AIM: In the entries below, count every line with the word "color". Return only the count.

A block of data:
----------
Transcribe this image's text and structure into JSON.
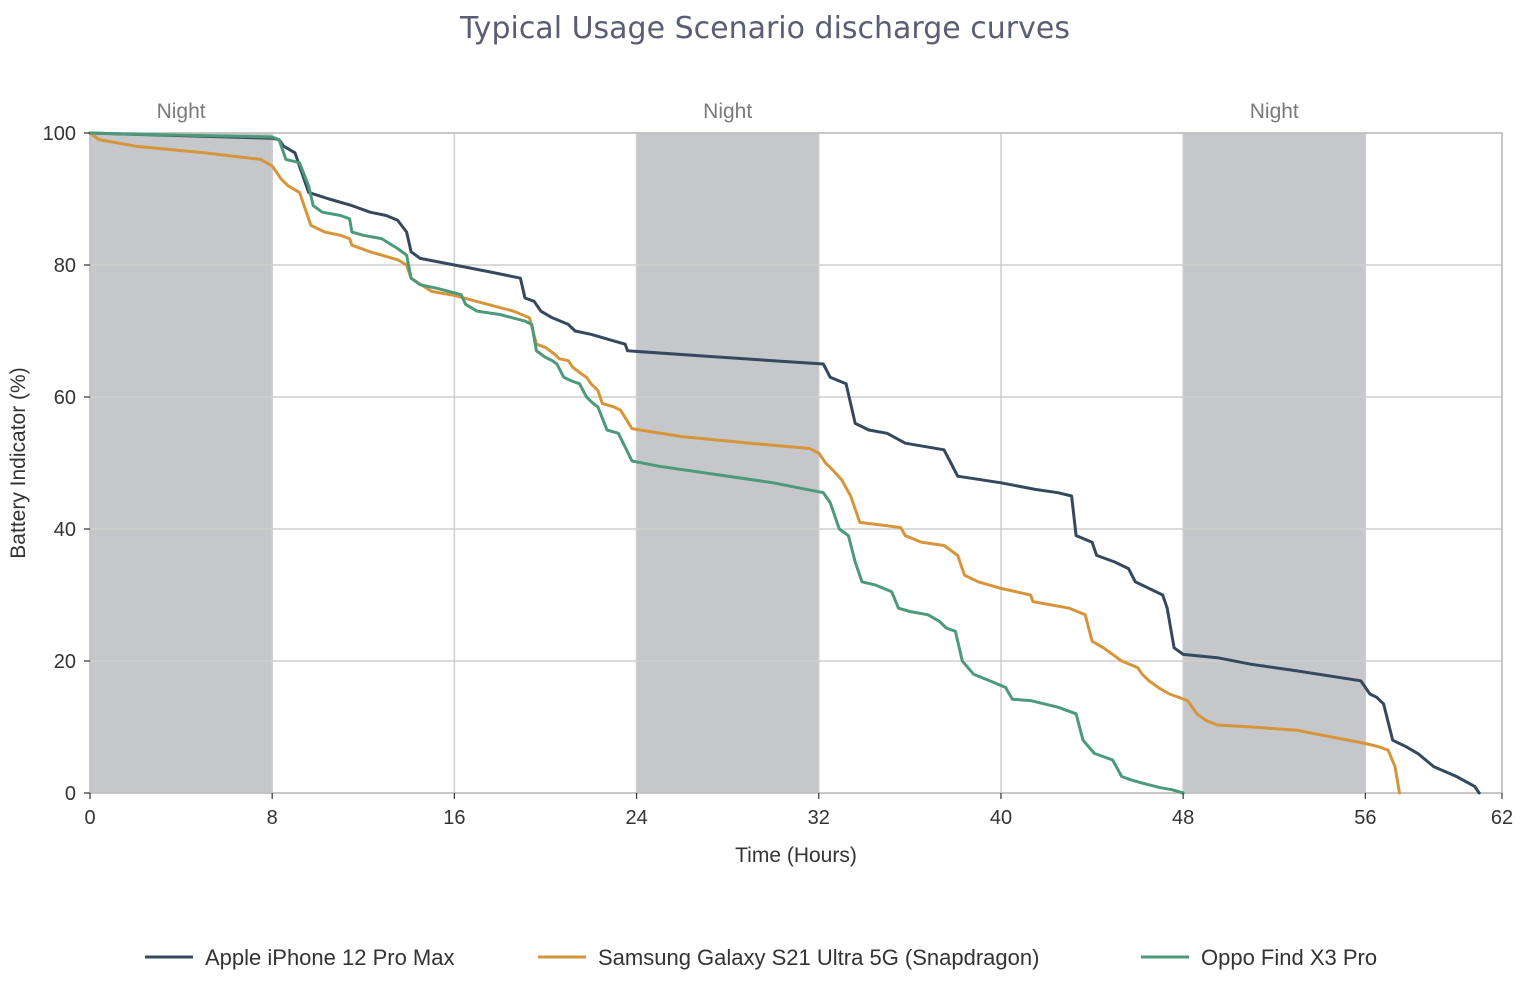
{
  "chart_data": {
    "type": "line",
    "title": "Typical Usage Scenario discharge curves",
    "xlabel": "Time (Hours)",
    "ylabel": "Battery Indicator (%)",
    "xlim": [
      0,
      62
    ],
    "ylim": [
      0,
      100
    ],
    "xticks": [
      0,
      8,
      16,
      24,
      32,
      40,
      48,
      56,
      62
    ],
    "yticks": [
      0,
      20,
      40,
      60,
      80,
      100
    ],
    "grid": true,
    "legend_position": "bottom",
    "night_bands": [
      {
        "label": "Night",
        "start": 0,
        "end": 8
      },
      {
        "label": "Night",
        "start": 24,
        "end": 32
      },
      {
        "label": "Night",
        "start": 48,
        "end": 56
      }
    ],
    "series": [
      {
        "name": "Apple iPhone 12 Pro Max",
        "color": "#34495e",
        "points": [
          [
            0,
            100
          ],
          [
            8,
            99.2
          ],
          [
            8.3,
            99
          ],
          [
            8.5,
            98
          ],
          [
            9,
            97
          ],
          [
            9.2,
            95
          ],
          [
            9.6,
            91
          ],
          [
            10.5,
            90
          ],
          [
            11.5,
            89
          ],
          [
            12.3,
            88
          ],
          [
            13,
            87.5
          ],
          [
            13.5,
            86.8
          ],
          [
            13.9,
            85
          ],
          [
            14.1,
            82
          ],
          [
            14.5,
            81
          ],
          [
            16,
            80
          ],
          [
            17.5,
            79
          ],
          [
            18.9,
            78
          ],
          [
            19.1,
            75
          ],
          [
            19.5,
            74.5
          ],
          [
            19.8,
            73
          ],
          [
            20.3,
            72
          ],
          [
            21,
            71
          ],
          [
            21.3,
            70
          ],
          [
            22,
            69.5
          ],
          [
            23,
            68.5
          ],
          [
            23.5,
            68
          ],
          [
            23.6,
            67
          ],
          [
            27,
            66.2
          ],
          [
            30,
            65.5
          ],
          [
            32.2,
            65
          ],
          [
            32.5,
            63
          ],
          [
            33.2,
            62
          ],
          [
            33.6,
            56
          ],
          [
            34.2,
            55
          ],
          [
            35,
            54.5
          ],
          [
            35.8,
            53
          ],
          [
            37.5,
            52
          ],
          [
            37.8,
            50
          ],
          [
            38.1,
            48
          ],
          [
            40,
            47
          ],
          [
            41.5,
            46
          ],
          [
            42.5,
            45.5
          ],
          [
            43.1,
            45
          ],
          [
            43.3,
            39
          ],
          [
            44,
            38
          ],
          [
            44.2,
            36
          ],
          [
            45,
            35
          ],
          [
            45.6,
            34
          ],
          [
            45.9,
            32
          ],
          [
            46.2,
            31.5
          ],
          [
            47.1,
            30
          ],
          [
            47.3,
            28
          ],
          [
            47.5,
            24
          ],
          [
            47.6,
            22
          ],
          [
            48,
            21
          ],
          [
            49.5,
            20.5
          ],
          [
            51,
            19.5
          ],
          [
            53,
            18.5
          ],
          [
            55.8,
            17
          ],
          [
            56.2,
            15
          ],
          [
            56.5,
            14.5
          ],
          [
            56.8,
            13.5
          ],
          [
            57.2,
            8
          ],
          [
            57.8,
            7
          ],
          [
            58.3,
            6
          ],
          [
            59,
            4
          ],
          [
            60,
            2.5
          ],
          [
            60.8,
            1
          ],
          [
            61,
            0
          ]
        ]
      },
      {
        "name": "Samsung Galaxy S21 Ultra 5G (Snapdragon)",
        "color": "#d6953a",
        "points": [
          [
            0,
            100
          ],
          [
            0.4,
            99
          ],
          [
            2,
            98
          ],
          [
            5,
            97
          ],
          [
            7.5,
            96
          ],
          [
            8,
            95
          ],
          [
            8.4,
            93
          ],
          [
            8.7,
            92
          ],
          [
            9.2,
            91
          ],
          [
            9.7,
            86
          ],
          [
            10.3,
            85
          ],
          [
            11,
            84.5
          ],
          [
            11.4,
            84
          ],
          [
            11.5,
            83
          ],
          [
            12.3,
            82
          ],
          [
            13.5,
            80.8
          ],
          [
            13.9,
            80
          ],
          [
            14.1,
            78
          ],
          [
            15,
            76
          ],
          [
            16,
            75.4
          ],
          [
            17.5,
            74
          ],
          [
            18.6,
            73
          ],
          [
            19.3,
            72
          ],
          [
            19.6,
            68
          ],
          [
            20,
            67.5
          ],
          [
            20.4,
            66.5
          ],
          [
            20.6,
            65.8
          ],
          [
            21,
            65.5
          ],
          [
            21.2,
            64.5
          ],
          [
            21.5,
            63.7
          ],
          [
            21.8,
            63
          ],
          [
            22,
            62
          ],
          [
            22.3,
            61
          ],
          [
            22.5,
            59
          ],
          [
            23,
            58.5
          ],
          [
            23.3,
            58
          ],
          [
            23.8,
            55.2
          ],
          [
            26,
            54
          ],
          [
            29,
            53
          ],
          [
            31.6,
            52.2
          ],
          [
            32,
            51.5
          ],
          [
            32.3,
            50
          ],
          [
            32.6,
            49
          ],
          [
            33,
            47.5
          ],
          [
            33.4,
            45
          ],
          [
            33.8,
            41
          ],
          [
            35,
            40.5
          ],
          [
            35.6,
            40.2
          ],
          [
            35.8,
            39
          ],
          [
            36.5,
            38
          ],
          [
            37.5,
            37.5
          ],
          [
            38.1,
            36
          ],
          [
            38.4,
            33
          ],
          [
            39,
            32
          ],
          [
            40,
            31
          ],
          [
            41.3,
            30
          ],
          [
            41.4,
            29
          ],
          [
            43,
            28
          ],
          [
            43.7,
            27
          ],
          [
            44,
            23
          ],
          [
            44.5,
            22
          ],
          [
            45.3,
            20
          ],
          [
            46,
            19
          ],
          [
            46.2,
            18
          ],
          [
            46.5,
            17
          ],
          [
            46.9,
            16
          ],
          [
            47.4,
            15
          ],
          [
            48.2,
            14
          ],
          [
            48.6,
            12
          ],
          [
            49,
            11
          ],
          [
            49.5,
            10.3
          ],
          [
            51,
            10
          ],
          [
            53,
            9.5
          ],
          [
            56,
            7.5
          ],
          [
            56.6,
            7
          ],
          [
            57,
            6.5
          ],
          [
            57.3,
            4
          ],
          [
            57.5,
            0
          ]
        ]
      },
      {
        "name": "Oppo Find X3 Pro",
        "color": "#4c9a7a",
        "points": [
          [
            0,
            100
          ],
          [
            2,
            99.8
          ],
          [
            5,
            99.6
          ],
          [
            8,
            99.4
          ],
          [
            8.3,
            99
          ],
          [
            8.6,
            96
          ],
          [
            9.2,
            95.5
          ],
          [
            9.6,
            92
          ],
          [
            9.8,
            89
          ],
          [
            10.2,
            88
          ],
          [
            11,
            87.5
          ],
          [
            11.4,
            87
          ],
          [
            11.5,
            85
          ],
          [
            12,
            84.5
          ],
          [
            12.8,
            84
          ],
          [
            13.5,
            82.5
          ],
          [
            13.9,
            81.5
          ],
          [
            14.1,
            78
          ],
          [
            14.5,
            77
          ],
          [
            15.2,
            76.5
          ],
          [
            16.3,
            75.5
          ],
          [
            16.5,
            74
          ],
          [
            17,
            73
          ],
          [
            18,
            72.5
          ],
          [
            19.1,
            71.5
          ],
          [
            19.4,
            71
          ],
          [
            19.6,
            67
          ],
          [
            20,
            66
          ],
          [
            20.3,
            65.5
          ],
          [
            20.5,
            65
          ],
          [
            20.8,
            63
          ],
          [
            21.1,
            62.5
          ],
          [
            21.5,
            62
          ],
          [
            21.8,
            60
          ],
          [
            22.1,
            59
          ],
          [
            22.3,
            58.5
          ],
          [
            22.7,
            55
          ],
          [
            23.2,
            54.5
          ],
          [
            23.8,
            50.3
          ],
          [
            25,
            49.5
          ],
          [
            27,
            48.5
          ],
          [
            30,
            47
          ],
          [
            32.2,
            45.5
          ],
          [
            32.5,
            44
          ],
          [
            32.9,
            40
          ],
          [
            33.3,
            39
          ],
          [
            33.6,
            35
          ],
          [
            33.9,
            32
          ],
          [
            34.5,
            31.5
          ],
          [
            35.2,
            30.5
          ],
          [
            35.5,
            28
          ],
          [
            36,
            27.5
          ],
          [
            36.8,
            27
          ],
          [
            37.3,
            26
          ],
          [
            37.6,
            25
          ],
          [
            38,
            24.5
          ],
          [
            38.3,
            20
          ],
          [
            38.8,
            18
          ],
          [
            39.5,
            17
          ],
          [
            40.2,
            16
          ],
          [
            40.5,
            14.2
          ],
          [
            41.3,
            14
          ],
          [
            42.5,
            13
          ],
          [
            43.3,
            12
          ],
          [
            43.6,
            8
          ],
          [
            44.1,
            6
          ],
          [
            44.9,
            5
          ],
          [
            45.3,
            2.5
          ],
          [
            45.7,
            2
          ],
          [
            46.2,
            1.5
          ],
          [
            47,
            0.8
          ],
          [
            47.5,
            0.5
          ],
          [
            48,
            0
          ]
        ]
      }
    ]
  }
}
----------
CORRECT RESULT: 3